>>>>>

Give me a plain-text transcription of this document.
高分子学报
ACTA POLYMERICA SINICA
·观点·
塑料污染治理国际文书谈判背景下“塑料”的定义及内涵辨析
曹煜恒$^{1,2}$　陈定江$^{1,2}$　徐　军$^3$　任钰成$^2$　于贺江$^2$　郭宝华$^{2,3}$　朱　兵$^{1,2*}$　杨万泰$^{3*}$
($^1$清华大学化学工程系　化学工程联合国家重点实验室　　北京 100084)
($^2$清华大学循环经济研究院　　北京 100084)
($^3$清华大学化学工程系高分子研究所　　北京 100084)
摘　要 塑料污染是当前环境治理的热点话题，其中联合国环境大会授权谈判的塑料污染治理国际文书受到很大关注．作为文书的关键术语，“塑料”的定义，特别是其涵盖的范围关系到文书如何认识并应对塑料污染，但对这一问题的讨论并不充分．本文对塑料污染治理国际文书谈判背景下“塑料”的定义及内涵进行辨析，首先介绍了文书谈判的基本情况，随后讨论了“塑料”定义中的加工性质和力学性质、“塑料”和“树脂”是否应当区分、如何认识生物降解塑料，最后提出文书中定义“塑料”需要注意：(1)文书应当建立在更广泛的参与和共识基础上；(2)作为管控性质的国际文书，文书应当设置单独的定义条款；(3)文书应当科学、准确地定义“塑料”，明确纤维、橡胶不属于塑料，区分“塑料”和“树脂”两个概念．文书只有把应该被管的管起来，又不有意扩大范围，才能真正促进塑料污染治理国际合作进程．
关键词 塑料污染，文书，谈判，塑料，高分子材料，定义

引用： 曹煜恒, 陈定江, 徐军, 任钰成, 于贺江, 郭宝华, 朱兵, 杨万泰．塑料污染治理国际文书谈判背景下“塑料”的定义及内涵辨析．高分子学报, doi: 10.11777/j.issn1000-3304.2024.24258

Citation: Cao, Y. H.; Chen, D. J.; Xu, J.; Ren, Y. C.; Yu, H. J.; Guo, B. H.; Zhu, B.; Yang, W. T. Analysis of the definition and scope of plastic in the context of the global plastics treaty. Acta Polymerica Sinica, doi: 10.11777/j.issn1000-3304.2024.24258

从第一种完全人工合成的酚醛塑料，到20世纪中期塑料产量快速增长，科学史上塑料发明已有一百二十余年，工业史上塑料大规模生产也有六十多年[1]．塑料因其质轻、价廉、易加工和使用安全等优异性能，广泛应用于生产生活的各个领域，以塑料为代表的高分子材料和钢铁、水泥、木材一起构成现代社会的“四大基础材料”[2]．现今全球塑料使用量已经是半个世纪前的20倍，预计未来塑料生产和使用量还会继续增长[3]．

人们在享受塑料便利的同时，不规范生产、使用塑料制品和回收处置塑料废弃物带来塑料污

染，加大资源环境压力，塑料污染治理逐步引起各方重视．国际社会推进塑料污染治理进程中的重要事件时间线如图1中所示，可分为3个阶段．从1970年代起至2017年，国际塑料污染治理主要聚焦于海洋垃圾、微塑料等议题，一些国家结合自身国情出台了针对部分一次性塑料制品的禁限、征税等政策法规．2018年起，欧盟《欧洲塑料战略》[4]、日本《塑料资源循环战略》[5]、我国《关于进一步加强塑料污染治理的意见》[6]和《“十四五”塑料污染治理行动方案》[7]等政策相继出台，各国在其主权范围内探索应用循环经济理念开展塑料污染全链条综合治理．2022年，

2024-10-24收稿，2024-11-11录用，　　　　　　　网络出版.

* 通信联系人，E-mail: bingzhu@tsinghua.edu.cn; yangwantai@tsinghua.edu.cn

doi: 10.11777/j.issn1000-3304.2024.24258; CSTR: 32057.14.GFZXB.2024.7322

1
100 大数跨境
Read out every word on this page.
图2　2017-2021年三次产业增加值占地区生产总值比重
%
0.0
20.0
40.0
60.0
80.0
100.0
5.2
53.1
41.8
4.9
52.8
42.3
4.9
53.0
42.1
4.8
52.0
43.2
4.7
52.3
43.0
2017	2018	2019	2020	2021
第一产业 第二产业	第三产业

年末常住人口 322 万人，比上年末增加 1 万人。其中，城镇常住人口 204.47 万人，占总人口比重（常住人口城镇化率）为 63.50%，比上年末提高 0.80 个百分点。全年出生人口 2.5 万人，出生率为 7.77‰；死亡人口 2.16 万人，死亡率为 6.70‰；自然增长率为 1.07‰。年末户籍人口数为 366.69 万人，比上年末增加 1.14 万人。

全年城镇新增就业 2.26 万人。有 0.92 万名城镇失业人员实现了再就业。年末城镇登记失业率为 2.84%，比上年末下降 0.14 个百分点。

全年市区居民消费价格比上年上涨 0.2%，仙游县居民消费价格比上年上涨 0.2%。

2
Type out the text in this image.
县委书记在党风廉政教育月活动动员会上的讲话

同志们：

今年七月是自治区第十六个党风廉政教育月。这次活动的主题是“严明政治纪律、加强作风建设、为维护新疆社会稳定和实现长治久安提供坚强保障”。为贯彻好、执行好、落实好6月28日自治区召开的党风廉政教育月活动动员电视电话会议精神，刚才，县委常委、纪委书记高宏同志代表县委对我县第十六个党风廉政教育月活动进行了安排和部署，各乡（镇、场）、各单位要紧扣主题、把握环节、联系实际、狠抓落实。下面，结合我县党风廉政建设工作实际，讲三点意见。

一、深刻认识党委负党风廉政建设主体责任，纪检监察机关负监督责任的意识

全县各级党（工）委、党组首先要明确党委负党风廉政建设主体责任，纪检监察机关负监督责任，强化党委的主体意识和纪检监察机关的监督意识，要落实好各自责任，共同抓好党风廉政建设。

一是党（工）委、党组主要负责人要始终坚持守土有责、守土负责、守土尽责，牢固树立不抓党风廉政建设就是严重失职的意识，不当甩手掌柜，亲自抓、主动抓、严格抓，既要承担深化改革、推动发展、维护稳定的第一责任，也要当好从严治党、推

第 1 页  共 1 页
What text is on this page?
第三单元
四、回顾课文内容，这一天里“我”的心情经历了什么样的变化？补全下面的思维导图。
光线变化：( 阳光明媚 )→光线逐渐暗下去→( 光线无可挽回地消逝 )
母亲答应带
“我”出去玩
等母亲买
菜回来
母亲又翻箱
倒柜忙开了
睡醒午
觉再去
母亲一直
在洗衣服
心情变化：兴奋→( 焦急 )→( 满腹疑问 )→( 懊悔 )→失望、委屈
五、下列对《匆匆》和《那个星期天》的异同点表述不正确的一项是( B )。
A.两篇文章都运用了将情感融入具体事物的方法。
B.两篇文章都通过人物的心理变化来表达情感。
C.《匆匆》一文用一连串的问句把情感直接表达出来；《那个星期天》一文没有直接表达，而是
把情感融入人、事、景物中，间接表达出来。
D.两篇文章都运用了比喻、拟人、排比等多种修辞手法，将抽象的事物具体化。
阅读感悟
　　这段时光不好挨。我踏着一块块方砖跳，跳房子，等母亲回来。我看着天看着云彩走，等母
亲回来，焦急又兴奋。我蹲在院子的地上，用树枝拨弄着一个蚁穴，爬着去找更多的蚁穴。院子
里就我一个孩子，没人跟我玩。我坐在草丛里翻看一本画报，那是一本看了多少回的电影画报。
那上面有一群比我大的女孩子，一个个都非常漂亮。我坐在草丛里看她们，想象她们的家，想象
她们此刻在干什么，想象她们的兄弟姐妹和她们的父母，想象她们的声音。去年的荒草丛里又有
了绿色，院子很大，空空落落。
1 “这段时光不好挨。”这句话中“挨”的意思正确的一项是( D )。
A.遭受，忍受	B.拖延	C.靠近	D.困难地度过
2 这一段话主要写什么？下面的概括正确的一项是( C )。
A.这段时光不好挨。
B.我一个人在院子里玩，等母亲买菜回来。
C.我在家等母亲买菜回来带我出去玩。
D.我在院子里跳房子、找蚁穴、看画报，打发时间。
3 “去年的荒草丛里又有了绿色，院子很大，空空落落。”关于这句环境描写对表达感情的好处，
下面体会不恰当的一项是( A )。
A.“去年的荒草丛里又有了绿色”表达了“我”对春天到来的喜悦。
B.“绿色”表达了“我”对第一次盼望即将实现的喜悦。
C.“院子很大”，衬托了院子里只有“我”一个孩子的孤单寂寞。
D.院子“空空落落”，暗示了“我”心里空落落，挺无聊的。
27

<<<<<

Give solely the number of lines in the data that contain the string "this".

4